● Task to carry out
Each line below must be set down exactly; omit any image you find.

● Material for this task
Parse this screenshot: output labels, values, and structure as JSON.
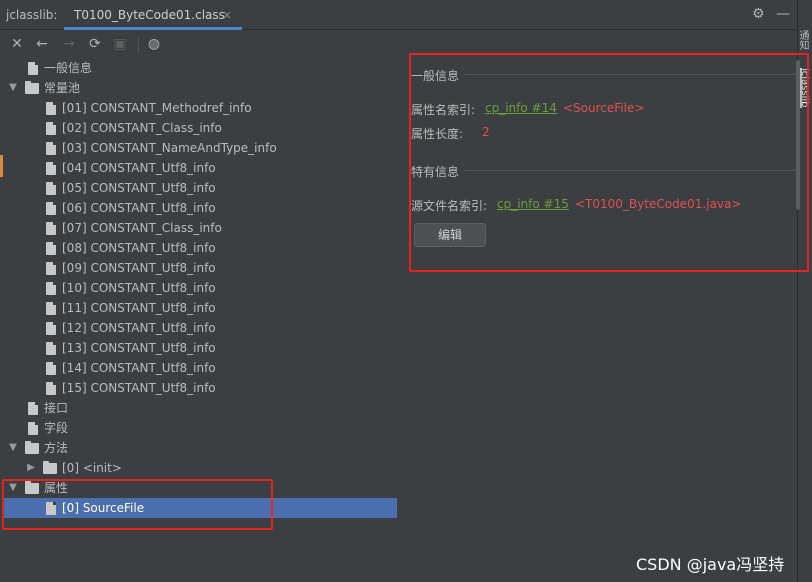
{
  "app": {
    "tool_label": "jclasslib:",
    "tab_title": "T0100_ByteCode01.class",
    "tab_close": "×"
  },
  "toolbar": {
    "icons": [
      "close-icon",
      "back-arrow-icon",
      "forward-arrow-icon",
      "refresh-icon",
      "save-icon",
      "web-icon"
    ]
  },
  "side": {
    "label_top": "通知",
    "label_jclasslib": "jclasslib"
  },
  "tree": {
    "general_info": "一般信息",
    "constant_pool": "常量池",
    "constants": [
      "[01] CONSTANT_Methodref_info",
      "[02] CONSTANT_Class_info",
      "[03] CONSTANT_NameAndType_info",
      "[04] CONSTANT_Utf8_info",
      "[05] CONSTANT_Utf8_info",
      "[06] CONSTANT_Utf8_info",
      "[07] CONSTANT_Class_info",
      "[08] CONSTANT_Utf8_info",
      "[09] CONSTANT_Utf8_info",
      "[10] CONSTANT_Utf8_info",
      "[11] CONSTANT_Utf8_info",
      "[12] CONSTANT_Utf8_info",
      "[13] CONSTANT_Utf8_info",
      "[14] CONSTANT_Utf8_info",
      "[15] CONSTANT_Utf8_info"
    ],
    "interfaces": "接口",
    "fields": "字段",
    "methods": "方法",
    "method_init": "[0] <init>",
    "attributes": "属性",
    "attr_sourcefile": "[0] SourceFile"
  },
  "details": {
    "general_title": "一般信息",
    "name_index_label": "属性名索引:",
    "name_index_link": "cp_info #14",
    "name_index_value": "<SourceFile>",
    "length_label": "属性长度:",
    "length_value": "2",
    "specific_title": "特有信息",
    "source_index_label": "源文件名索引:",
    "source_index_link": "cp_info #15",
    "source_index_value": "<T0100_ByteCode01.java>",
    "edit_button": "编辑"
  },
  "watermark": "CSDN @java冯坚持",
  "colors": {
    "accent": "#4a88c7",
    "selection": "#4b6eaf",
    "link": "#6a9f3c",
    "value_red": "#e05050",
    "highlight_box": "#e8231f"
  }
}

● Response to the exercise
Parse this screenshot: output labels, values, and structure as JSON.
{
  "app": {
    "tool_label": "jclasslib:",
    "tab_title": "T0100_ByteCode01.class",
    "tab_close": "×"
  },
  "toolbar": {
    "icons": [
      "close-icon",
      "back-arrow-icon",
      "forward-arrow-icon",
      "refresh-icon",
      "save-icon",
      "web-icon"
    ]
  },
  "side": {
    "label_top": "通知",
    "label_jclasslib": "jclasslib"
  },
  "tree": {
    "general_info": "一般信息",
    "constant_pool": "常量池",
    "constants": [
      "[01] CONSTANT_Methodref_info",
      "[02] CONSTANT_Class_info",
      "[03] CONSTANT_NameAndType_info",
      "[04] CONSTANT_Utf8_info",
      "[05] CONSTANT_Utf8_info",
      "[06] CONSTANT_Utf8_info",
      "[07] CONSTANT_Class_info",
      "[08] CONSTANT_Utf8_info",
      "[09] CONSTANT_Utf8_info",
      "[10] CONSTANT_Utf8_info",
      "[11] CONSTANT_Utf8_info",
      "[12] CONSTANT_Utf8_info",
      "[13] CONSTANT_Utf8_info",
      "[14] CONSTANT_Utf8_info",
      "[15] CONSTANT_Utf8_info"
    ],
    "interfaces": "接口",
    "fields": "字段",
    "methods": "方法",
    "method_init": "[0] <init>",
    "attributes": "属性",
    "attr_sourcefile": "[0] SourceFile"
  },
  "details": {
    "general_title": "一般信息",
    "name_index_label": "属性名索引:",
    "name_index_link": "cp_info #14",
    "name_index_value": "<SourceFile>",
    "length_label": "属性长度:",
    "length_value": "2",
    "specific_title": "特有信息",
    "source_index_label": "源文件名索引:",
    "source_index_link": "cp_info #15",
    "source_index_value": "<T0100_ByteCode01.java>",
    "edit_button": "编辑"
  },
  "watermark": "CSDN @java冯坚持",
  "colors": {
    "accent": "#4a88c7",
    "selection": "#4b6eaf",
    "link": "#6a9f3c",
    "value_red": "#e05050",
    "highlight_box": "#e8231f"
  }
}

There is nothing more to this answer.